EXERCISE PROMPT: Return the count of lines with the string "type" in them, and nothing else.

DATASET ENTRIES:
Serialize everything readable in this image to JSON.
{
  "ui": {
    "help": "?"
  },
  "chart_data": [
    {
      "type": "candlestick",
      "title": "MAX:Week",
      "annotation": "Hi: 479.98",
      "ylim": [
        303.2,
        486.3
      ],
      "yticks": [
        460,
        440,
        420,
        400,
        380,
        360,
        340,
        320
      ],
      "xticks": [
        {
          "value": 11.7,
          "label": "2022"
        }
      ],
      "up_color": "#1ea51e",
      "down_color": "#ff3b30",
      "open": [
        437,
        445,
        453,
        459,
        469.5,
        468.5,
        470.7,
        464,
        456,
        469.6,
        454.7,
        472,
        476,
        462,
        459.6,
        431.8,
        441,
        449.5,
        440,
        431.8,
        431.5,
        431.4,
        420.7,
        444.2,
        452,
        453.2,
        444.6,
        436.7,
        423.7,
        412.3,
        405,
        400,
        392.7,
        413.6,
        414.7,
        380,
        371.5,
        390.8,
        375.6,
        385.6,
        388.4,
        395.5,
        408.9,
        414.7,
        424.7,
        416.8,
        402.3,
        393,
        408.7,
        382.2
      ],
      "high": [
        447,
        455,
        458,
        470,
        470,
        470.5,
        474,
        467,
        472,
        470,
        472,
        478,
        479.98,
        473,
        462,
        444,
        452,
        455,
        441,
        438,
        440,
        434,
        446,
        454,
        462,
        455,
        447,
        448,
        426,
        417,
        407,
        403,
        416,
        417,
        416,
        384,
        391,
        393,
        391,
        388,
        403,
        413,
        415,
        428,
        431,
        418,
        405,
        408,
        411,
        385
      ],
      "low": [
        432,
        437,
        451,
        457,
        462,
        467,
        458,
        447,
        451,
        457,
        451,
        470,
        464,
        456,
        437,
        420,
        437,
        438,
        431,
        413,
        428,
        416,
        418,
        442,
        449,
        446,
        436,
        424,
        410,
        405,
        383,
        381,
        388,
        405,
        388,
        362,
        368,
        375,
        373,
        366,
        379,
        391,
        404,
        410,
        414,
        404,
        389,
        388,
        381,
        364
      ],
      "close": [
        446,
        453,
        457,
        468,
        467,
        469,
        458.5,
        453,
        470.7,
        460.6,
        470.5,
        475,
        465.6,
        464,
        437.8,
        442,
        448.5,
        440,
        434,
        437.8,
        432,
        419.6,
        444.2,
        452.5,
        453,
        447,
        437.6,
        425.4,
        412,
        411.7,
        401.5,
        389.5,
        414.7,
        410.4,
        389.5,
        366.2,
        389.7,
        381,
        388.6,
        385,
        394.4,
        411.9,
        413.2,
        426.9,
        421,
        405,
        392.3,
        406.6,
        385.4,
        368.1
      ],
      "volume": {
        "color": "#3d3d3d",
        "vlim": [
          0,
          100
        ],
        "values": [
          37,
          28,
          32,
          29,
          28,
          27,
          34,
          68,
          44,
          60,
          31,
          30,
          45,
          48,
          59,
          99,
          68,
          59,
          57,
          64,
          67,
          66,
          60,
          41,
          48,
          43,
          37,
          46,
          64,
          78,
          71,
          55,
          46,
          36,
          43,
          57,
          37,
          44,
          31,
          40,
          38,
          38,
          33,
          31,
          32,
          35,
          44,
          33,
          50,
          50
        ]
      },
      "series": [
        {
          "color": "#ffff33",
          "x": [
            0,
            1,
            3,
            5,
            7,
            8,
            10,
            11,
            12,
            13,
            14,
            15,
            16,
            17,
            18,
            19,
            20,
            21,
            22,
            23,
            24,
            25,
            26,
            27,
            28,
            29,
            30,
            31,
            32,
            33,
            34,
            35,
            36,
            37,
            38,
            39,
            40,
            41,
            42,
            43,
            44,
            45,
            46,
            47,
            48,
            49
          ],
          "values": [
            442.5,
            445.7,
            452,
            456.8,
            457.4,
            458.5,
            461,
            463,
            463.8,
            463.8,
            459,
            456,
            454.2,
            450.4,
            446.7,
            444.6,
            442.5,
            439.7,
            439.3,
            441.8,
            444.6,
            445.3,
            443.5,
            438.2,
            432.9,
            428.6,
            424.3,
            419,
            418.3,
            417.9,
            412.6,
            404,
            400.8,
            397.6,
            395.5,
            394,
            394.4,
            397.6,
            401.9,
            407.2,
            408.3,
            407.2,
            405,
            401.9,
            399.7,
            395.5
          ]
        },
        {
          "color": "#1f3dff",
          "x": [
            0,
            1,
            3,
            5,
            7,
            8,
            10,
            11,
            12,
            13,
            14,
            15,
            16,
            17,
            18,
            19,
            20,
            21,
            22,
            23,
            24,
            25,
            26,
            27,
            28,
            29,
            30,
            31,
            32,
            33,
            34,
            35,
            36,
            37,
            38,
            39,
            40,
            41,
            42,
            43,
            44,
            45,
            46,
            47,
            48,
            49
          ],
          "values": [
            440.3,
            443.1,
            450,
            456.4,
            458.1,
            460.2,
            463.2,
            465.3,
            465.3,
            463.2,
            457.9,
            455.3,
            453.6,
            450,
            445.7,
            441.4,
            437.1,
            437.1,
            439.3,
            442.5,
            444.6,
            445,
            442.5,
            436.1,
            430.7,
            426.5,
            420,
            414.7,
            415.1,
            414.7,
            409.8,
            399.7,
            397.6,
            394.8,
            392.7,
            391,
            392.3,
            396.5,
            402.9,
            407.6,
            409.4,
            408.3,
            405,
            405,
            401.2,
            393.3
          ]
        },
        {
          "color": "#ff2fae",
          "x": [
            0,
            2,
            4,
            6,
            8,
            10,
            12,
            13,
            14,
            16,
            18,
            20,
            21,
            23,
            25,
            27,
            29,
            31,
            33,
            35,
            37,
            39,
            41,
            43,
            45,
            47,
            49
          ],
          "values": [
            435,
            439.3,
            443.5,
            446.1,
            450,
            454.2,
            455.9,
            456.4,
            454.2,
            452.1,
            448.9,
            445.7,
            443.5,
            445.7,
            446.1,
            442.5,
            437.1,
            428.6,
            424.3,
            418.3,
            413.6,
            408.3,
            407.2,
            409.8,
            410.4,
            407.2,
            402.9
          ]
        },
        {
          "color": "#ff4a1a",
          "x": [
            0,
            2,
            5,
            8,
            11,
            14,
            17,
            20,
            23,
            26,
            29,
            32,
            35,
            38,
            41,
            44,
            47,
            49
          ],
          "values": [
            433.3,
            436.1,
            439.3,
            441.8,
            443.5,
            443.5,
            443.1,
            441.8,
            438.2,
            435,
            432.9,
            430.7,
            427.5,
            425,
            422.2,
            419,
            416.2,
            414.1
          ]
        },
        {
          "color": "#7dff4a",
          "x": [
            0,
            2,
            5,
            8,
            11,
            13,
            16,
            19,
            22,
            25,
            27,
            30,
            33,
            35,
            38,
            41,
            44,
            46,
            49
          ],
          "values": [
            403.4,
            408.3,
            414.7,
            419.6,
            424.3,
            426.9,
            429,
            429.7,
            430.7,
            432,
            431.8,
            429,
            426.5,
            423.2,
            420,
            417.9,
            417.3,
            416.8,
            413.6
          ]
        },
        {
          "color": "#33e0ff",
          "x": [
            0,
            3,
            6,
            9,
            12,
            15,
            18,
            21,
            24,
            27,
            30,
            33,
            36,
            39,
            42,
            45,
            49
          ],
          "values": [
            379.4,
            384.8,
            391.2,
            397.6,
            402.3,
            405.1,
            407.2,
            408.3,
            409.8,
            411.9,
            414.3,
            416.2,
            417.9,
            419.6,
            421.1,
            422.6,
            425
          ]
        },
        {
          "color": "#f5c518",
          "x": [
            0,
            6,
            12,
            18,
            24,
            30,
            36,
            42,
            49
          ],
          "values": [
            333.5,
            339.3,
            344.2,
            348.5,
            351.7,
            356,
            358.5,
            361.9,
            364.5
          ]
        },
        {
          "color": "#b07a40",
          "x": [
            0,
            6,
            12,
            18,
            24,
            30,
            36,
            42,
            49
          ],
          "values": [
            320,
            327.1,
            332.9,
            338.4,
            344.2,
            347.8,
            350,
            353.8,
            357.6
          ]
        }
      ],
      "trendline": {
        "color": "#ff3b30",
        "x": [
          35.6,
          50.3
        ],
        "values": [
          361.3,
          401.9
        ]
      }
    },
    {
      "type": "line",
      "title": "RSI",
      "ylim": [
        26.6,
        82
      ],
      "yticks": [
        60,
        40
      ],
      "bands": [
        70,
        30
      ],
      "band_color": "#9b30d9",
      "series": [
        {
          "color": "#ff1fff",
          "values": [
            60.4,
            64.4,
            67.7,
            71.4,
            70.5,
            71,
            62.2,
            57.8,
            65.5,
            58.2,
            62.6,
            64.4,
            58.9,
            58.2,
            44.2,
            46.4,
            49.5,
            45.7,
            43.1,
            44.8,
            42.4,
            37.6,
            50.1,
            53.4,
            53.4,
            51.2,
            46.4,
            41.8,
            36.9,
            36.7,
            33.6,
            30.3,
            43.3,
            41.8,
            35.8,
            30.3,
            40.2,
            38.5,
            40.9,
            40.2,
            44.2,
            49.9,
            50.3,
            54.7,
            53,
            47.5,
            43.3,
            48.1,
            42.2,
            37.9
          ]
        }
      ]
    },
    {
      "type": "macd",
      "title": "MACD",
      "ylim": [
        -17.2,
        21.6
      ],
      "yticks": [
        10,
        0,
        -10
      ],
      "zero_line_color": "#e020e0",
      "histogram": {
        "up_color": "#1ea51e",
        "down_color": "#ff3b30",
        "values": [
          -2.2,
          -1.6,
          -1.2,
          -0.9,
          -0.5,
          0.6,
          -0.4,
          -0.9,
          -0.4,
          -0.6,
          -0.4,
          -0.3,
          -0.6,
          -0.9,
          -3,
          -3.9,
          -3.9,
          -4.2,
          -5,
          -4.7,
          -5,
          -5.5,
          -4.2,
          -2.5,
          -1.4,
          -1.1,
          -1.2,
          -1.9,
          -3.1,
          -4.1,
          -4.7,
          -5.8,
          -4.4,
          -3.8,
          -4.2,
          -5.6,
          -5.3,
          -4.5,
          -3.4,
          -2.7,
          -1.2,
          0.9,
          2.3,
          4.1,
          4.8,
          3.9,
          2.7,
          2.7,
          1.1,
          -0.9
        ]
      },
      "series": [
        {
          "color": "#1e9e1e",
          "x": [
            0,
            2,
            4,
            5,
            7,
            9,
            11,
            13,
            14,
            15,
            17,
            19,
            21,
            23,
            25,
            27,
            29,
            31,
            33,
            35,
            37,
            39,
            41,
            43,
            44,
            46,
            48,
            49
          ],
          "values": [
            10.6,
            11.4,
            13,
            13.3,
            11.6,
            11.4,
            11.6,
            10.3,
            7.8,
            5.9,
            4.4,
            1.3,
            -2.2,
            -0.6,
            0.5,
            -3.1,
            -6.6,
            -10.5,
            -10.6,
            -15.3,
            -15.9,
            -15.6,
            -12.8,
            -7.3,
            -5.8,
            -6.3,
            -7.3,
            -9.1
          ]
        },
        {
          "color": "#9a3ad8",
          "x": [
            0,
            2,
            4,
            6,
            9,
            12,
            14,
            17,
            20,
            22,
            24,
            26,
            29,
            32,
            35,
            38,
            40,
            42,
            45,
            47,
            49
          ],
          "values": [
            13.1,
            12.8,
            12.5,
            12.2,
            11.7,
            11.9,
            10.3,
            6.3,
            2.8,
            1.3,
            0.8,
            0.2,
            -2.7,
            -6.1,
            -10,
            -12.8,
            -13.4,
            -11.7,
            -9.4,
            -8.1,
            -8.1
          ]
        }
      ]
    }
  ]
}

SOLUTION FOR THIS TASK: 3